> [WHAT THE EXERCISE ASKS]
Tally the lines in the listing below that contain "DIY簡易飾品創作班" and report the tally alone.

— Begin TASK INPUT —

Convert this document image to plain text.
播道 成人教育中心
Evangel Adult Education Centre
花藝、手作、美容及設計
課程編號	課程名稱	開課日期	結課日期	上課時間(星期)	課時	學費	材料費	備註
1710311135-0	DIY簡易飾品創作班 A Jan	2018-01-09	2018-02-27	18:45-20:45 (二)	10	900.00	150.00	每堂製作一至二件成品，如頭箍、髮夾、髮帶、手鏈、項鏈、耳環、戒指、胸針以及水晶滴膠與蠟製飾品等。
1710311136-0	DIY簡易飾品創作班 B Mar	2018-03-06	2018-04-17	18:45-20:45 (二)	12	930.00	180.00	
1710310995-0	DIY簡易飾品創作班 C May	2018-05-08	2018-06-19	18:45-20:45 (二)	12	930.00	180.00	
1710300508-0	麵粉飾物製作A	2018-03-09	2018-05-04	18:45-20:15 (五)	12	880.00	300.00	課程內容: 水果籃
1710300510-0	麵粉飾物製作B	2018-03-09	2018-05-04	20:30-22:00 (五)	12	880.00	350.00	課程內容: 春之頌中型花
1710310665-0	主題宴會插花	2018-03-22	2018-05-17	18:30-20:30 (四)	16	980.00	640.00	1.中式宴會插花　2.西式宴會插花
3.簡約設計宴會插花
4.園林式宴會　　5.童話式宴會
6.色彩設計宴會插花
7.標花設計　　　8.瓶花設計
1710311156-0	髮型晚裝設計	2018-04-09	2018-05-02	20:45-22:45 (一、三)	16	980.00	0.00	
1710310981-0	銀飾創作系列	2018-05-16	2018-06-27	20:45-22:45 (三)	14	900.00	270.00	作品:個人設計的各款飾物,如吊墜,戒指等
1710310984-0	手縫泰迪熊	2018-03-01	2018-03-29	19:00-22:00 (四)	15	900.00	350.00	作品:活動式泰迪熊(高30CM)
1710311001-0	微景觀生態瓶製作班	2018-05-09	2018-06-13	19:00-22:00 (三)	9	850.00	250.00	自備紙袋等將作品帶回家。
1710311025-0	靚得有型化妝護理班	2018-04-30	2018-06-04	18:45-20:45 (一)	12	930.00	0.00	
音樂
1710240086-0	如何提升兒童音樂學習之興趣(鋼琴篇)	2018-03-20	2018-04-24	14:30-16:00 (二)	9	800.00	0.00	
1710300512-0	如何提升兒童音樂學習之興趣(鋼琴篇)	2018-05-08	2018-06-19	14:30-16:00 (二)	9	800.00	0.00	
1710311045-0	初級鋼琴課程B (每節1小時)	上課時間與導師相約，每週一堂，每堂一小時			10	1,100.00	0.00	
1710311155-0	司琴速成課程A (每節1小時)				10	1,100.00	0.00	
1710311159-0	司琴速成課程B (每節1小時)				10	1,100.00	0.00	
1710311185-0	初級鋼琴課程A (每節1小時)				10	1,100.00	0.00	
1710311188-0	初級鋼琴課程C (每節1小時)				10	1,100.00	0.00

— End TASK INPUT —

> [FINAL RESULT]
3